WHAT THIS TASK INVOLVES >>
Can you reproduce the listing word for word from its first line down to the line containing "y-tick-label: 0.4: [23, 243, 30, 252]", including both of those lines?

┌─ MATERIAL FOR THE TASK

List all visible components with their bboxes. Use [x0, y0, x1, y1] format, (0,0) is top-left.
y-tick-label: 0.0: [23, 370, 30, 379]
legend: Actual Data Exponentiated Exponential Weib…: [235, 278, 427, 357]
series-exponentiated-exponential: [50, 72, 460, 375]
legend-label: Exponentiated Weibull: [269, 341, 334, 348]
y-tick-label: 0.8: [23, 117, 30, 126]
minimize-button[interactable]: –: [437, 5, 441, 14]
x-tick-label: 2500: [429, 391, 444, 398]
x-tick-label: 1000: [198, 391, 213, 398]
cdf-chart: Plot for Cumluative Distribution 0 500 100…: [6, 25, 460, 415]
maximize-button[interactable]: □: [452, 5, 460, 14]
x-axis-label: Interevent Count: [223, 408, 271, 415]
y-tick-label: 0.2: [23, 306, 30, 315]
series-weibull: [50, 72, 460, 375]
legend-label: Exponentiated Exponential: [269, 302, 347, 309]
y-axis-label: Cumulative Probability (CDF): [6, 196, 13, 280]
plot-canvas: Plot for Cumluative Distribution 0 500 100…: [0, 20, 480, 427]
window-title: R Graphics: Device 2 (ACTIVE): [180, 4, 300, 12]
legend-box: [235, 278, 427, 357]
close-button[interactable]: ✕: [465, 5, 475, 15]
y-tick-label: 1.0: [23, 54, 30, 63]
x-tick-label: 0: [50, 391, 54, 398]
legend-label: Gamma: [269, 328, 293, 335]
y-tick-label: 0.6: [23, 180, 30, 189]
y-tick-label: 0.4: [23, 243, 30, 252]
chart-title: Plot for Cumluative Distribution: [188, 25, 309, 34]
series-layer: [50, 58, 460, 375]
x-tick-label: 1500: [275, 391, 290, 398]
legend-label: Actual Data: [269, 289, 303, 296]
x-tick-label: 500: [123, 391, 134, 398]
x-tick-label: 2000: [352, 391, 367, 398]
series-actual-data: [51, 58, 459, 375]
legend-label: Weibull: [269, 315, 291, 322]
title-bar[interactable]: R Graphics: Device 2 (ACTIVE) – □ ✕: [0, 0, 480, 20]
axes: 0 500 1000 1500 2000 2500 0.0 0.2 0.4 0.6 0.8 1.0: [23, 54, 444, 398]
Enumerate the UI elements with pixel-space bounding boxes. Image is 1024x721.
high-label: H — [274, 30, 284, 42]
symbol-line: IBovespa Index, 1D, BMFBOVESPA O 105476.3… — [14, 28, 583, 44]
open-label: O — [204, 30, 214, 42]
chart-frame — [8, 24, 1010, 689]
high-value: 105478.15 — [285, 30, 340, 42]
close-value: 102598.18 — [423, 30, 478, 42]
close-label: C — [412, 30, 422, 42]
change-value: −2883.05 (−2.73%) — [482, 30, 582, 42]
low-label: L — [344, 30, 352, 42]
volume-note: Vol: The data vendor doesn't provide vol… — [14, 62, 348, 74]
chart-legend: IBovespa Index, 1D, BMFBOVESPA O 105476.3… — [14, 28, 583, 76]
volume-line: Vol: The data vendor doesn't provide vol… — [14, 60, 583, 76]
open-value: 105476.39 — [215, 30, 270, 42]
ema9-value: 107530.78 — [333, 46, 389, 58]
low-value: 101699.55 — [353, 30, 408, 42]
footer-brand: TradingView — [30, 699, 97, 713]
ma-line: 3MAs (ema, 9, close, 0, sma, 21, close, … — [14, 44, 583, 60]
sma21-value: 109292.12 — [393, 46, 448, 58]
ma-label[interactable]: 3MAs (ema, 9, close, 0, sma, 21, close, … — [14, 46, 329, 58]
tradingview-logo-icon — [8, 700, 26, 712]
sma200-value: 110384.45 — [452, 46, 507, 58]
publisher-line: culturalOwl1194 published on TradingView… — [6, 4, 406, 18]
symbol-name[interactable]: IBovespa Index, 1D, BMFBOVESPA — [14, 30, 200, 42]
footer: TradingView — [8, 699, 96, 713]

└─

CORRECT RESULT >>
List all visible components with their bboxes. Use [x0, y0, x1, y1] format, (0,0) is top-left.
y-tick-label: 0.0: [23, 370, 30, 379]
legend: Actual Data Exponentiated Exponential Weib…: [235, 278, 427, 357]
series-exponentiated-exponential: [50, 72, 460, 375]
legend-label: Exponentiated Weibull: [269, 341, 334, 348]
y-tick-label: 0.8: [23, 117, 30, 126]
minimize-button[interactable]: –: [437, 5, 441, 14]
x-tick-label: 2500: [429, 391, 444, 398]
x-tick-label: 1000: [198, 391, 213, 398]
cdf-chart: Plot for Cumluative Distribution 0 500 100…: [6, 25, 460, 415]
maximize-button[interactable]: □: [452, 5, 460, 14]
x-axis-label: Interevent Count: [223, 408, 271, 415]
y-tick-label: 0.2: [23, 306, 30, 315]
series-weibull: [50, 72, 460, 375]
legend-label: Exponentiated Exponential: [269, 302, 347, 309]
y-axis-label: Cumulative Probability (CDF): [6, 196, 13, 280]
plot-canvas: Plot for Cumluative Distribution 0 500 100…: [0, 20, 480, 427]
window-title: R Graphics: Device 2 (ACTIVE): [180, 4, 300, 12]
legend-box: [235, 278, 427, 357]
close-button[interactable]: ✕: [465, 5, 475, 15]
y-tick-label: 1.0: [23, 54, 30, 63]
x-tick-label: 0: [50, 391, 54, 398]
legend-label: Gamma: [269, 328, 293, 335]
y-tick-label: 0.6: [23, 180, 30, 189]
y-tick-label: 0.4: [23, 243, 30, 252]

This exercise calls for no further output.